» **Given problem**:
Report all lines from the entries below in which "name" appears.

________

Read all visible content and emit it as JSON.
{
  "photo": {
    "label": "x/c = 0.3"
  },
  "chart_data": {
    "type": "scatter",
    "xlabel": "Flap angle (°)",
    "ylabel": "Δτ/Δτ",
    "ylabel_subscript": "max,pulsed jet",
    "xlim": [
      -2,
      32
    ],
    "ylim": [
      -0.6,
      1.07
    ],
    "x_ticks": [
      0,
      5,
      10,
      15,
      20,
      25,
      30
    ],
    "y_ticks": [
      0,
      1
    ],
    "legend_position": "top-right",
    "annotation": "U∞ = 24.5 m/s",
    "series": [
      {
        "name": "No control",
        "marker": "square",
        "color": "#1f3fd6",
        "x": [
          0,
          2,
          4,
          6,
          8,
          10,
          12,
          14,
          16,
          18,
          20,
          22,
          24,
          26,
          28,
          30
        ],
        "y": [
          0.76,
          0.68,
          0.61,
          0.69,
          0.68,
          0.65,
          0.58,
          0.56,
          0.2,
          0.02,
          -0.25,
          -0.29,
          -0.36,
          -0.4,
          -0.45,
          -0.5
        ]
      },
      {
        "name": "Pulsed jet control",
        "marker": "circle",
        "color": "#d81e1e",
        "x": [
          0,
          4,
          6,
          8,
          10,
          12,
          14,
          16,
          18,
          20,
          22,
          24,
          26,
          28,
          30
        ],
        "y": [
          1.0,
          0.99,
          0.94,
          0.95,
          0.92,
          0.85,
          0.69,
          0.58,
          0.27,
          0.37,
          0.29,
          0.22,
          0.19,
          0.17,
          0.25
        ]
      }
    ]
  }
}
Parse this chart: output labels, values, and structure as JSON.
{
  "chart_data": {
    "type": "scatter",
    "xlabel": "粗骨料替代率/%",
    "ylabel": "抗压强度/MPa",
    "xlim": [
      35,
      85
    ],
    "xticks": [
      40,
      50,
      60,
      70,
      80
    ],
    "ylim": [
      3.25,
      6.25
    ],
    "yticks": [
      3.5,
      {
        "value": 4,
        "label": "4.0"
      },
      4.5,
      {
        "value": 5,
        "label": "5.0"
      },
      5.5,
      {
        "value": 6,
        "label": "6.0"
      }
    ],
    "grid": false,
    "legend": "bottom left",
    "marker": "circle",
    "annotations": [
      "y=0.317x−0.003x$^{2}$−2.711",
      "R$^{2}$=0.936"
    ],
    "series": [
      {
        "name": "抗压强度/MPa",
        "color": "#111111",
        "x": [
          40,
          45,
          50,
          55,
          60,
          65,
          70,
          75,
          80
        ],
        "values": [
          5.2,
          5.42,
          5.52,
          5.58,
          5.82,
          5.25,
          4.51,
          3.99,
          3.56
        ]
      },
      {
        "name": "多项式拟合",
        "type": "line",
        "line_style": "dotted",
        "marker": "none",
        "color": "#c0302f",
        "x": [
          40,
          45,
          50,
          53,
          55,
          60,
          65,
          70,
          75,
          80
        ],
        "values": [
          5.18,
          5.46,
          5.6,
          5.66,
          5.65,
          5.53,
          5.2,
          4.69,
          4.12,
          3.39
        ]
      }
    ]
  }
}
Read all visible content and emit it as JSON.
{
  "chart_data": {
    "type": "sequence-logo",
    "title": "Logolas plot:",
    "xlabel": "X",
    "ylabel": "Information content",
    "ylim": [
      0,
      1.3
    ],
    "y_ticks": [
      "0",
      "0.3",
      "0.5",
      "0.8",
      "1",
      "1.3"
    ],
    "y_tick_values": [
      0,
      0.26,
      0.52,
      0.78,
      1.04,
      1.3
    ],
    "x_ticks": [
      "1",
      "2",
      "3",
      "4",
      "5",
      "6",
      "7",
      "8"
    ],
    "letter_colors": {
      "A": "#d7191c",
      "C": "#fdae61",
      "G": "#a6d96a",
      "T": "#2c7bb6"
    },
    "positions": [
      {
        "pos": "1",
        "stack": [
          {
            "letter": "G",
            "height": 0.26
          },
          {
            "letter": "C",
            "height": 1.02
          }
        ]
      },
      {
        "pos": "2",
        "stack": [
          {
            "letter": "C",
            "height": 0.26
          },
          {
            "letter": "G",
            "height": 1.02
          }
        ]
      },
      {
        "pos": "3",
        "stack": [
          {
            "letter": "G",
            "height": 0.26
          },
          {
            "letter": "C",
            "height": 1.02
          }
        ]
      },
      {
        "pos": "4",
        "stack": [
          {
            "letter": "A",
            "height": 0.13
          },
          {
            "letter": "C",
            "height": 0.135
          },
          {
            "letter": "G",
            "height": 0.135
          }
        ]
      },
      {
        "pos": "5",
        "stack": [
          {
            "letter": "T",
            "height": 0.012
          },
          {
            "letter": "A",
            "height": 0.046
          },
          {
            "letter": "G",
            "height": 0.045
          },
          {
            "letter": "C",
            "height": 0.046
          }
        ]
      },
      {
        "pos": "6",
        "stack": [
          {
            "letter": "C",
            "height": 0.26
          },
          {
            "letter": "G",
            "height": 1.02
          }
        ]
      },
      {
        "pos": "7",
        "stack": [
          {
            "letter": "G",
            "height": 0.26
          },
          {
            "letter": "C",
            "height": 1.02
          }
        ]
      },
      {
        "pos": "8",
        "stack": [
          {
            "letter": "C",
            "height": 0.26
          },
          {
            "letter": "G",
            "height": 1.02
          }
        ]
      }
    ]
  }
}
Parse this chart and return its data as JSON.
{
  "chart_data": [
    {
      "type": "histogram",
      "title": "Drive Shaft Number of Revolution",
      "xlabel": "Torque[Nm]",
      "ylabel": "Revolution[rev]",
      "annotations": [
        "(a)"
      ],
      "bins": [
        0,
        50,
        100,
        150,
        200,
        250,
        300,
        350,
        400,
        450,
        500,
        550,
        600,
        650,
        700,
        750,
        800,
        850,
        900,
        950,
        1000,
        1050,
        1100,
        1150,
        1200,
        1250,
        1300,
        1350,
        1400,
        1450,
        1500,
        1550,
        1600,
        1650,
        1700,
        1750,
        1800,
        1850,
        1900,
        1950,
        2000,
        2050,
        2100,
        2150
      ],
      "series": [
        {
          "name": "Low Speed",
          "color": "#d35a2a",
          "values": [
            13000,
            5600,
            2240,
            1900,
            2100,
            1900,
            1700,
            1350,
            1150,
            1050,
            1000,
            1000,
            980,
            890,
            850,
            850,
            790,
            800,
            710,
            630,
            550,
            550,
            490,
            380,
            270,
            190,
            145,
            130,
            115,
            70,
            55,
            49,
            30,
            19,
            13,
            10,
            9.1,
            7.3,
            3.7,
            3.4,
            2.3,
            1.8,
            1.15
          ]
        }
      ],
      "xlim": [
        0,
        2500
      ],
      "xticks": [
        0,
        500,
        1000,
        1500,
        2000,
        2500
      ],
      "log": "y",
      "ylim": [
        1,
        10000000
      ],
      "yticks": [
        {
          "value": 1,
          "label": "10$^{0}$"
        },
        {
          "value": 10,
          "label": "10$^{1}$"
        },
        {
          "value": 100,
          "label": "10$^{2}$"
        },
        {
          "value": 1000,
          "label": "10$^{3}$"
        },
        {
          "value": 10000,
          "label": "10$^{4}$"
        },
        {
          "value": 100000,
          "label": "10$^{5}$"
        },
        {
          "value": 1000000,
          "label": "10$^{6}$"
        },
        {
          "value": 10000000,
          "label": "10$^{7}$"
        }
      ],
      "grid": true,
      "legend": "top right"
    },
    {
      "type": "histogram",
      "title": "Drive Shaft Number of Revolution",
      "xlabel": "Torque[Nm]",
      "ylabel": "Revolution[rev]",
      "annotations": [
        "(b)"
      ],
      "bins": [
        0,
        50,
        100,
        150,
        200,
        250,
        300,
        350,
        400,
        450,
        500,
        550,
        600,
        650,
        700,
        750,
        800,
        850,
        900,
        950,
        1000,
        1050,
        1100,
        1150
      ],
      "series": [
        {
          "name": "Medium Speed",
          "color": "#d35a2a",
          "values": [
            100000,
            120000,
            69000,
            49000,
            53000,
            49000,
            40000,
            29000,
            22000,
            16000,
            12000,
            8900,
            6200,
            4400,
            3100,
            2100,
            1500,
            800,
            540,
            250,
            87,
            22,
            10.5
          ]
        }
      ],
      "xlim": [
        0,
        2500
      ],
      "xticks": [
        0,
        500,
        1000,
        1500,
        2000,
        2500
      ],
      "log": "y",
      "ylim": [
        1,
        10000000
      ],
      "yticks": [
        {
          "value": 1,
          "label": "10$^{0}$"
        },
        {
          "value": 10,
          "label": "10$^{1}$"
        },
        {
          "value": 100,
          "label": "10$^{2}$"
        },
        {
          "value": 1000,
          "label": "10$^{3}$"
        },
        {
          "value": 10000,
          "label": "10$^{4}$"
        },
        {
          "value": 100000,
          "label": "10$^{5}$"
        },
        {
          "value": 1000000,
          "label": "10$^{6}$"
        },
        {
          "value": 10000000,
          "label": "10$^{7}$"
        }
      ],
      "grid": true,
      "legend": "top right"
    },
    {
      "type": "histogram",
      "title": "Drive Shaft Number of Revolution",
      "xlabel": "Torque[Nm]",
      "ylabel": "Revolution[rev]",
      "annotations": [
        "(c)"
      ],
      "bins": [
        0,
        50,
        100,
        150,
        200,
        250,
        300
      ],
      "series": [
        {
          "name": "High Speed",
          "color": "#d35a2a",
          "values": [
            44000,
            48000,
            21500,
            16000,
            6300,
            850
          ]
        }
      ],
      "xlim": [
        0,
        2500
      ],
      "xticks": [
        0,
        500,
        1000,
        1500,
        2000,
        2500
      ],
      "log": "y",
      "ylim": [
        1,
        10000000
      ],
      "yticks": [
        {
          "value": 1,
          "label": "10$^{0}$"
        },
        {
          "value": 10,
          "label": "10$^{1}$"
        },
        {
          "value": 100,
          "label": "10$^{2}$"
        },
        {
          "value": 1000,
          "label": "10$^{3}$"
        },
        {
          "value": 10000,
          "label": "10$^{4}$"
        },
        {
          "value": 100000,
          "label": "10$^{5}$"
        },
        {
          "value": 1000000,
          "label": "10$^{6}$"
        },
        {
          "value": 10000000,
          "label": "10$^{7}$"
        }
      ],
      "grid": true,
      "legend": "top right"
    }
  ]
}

________

» **Result for this exercise**:
        "name": "No control",
        "name": "Pulsed jet control",
        "name": "抗压强度/MPa",
        "name": "多项式拟合",
          "name": "Low Speed",
          "name": "Medium Speed",
          "name": "High Speed",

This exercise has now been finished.